[Saved entries]

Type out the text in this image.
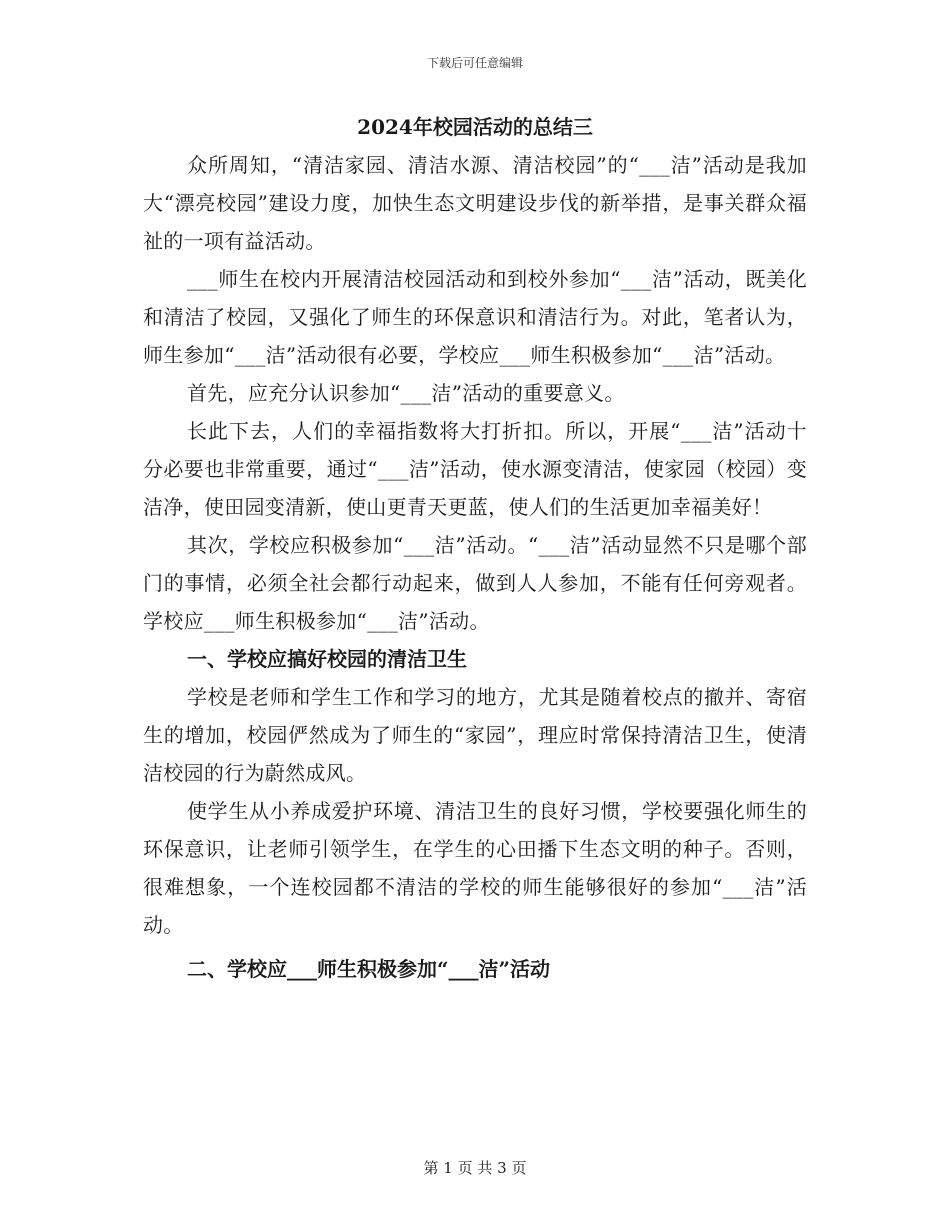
下载后可任意编辑
2024年校园活动的总结三

众所周知，“清洁家园、清洁水源、清洁校园”的“___洁”活动是我加大“漂亮校园”建设力度，加快生态文明建设步伐的新举措，是事关群众福祉的一项有益活动。

___师生在校内开展清洁校园活动和到校外参加“___洁”活动，既美化和清洁了校园，又强化了师生的环保意识和清洁行为。对此，笔者认为，师生参加“___洁”活动很有必要，学校应___师生积极参加“___洁”活动。

首先，应充分认识参加“___洁”活动的重要意义。

长此下去，人们的幸福指数将大打折扣。所以，开展“___洁”活动十分必要也非常重要，通过“___洁”活动，使水源变清洁，使家园（校园）变洁净，使田园变清新，使山更青天更蓝，使人们的生活更加幸福美好！

其次，学校应积极参加“___洁”活动。“___洁”活动显然不只是哪个部门的事情，必须全社会都行动起来，做到人人参加，不能有任何旁观者。学校应___师生积极参加“___洁”活动。

一、学校应搞好校园的清洁卫生

学校是老师和学生工作和学习的地方，尤其是随着校点的撤并、寄宿生的增加，校园俨然成为了师生的“家园”，理应时常保持清洁卫生，使清洁校园的行为蔚然成风。

使学生从小养成爱护环境、清洁卫生的良好习惯，学校要强化师生的环保意识，让老师引领学生，在学生的心田播下生态文明的种子。否则，很难想象，一个连校园都不清洁的学校的师生能够很好的参加“___洁”活动。

二、学校应___师生积极参加“___洁”活动

第 1 页 共 3 页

• TASK BRIEF: Print all entries exactly. The images do not belong in the copy.

• FINISHED EXERCISE:
Type out the text in this image.
下载后可任意编辑
2024年校园活动的总结三

众所周知，“清洁家园、清洁水源、清洁校园”的“___洁”活动是我加大“漂亮校园”建设力度，加快生态文明建设步伐的新举措，是事关群众福祉的一项有益活动。

___师生在校内开展清洁校园活动和到校外参加“___洁”活动，既美化和清洁了校园，又强化了师生的环保意识和清洁行为。对此，笔者认为，师生参加“___洁”活动很有必要，学校应___师生积极参加“___洁”活动。

首先，应充分认识参加“___洁”活动的重要意义。

长此下去，人们的幸福指数将大打折扣。所以，开展“___洁”活动十分必要也非常重要，通过“___洁”活动，使水源变清洁，使家园（校园）变洁净，使田园变清新，使山更青天更蓝，使人们的生活更加幸福美好！

其次，学校应积极参加“___洁”活动。“___洁”活动显然不只是哪个部门的事情，必须全社会都行动起来，做到人人参加，不能有任何旁观者。学校应___师生积极参加“___洁”活动。

一、学校应搞好校园的清洁卫生

学校是老师和学生工作和学习的地方，尤其是随着校点的撤并、寄宿生的增加，校园俨然成为了师生的“家园”，理应时常保持清洁卫生，使清洁校园的行为蔚然成风。

使学生从小养成爱护环境、清洁卫生的良好习惯，学校要强化师生的环保意识，让老师引领学生，在学生的心田播下生态文明的种子。否则，很难想象，一个连校园都不清洁的学校的师生能够很好的参加“___洁”活动。

二、学校应___师生积极参加“___洁”活动

第 1 页 共 3 页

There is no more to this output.